### [WHAT THE TASK ASKS]
Lines containing the word "يصبروا" should be extracted in full.

(Items listed in a dataset)
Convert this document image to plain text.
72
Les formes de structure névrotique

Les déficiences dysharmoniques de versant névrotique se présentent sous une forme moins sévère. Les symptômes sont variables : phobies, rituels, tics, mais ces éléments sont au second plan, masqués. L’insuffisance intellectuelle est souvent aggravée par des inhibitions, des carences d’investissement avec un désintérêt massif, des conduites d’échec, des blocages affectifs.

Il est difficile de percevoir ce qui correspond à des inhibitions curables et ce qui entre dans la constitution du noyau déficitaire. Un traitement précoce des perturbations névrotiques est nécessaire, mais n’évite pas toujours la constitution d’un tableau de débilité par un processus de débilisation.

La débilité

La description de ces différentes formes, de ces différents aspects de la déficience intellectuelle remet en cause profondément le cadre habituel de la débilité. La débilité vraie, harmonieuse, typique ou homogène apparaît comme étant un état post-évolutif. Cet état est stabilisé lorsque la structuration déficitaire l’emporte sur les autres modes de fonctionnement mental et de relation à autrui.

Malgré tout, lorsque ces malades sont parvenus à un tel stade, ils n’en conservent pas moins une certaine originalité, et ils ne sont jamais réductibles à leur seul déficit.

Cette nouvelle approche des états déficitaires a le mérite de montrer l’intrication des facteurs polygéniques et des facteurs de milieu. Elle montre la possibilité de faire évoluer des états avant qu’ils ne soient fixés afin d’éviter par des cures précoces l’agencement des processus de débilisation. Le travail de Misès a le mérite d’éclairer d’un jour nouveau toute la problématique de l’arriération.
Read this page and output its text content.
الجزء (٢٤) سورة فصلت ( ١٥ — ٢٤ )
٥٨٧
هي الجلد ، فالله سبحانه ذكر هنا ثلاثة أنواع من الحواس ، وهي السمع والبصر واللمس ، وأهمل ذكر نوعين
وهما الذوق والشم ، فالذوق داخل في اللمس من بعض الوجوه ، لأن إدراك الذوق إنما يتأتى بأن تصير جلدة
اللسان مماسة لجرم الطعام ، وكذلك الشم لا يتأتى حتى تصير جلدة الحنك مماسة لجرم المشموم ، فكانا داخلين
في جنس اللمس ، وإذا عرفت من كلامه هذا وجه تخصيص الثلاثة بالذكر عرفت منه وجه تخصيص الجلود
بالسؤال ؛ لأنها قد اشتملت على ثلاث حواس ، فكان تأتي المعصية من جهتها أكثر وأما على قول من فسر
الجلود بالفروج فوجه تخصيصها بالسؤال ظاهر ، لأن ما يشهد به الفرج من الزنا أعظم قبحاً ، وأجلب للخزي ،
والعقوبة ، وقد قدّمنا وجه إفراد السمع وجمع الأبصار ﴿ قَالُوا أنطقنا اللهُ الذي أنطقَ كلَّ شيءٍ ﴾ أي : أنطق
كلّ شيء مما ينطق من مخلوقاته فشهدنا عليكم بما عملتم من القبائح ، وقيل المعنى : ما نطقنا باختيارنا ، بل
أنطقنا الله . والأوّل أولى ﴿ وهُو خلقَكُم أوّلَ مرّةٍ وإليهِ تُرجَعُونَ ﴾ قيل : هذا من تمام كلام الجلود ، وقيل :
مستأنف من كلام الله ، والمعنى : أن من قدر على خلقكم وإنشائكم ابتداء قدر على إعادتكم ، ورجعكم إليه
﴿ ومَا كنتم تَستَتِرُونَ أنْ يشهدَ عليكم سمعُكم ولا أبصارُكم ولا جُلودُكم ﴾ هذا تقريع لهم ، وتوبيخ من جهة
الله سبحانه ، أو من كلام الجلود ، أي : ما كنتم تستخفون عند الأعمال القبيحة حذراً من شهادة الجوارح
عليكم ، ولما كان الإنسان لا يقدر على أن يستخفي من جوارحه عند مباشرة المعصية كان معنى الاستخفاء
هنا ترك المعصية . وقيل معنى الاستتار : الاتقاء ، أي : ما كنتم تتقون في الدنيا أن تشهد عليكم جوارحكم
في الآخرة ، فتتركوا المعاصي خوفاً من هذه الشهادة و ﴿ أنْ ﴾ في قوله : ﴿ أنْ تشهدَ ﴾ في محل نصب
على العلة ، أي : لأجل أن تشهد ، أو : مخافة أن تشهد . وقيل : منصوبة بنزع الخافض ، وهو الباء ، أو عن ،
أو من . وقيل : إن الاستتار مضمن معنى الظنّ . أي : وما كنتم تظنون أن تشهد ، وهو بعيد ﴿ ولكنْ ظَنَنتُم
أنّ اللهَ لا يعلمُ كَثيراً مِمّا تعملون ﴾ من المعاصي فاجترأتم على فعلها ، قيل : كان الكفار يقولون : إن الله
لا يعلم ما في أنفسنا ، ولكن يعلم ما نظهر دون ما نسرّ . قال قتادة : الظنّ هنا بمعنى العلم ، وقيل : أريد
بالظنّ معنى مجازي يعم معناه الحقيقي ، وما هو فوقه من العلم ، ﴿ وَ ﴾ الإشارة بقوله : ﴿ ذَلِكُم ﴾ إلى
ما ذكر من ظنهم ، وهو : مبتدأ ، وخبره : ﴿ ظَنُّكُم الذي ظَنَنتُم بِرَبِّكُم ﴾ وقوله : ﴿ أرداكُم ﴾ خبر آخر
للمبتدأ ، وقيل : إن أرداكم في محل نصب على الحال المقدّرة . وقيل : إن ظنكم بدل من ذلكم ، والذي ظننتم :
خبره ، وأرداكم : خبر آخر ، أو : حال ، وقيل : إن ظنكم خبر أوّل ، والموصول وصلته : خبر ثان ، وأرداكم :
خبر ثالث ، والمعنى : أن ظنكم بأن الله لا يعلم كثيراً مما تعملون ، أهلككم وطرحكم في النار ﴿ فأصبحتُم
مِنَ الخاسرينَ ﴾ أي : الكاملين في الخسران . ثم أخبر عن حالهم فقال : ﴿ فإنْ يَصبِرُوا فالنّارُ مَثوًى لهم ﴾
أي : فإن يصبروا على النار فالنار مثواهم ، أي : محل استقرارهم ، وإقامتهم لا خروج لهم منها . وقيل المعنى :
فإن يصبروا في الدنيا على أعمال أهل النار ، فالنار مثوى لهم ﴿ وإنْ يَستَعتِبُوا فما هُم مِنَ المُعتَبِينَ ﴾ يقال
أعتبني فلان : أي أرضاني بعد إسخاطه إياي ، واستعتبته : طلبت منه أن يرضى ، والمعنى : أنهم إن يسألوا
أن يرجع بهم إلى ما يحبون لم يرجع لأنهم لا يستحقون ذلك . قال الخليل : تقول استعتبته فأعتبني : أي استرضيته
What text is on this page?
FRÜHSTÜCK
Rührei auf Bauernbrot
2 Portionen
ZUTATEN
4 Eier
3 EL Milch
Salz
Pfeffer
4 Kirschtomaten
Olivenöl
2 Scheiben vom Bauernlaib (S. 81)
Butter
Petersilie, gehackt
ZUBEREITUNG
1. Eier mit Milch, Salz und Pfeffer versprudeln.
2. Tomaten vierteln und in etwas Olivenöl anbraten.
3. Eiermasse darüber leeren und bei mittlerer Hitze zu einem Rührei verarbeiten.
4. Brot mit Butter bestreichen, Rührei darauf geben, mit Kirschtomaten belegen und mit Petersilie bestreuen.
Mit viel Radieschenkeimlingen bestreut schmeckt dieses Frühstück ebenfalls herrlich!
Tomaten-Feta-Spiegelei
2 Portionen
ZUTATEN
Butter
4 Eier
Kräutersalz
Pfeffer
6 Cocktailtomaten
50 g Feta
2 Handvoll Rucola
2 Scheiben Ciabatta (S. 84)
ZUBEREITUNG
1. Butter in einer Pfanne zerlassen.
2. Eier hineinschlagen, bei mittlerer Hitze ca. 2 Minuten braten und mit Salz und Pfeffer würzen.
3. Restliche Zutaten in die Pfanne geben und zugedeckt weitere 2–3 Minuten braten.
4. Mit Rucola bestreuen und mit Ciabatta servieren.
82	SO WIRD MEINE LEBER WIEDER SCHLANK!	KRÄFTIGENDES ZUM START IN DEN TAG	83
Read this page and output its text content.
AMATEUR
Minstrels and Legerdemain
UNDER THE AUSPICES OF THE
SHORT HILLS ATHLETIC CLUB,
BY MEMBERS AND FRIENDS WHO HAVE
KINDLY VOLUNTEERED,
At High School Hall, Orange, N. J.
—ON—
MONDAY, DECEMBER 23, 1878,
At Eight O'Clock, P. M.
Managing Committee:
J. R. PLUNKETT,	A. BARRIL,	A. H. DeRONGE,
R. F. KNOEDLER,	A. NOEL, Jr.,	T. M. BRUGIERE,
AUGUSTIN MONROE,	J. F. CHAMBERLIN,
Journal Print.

### [TASK SOLUTION]
أي : فإن يصبروا على النار فالنار مثواهم ، أي : محل استقرارهم ، وإقامتهم لا خروج لهم منها . وقيل المعنى :
فإن يصبروا في الدنيا على أعمال أهل النار ، فالنار مثوى لهم ﴿ وإنْ يَستَعتِبُوا فما هُم مِنَ المُعتَبِينَ ﴾ يقال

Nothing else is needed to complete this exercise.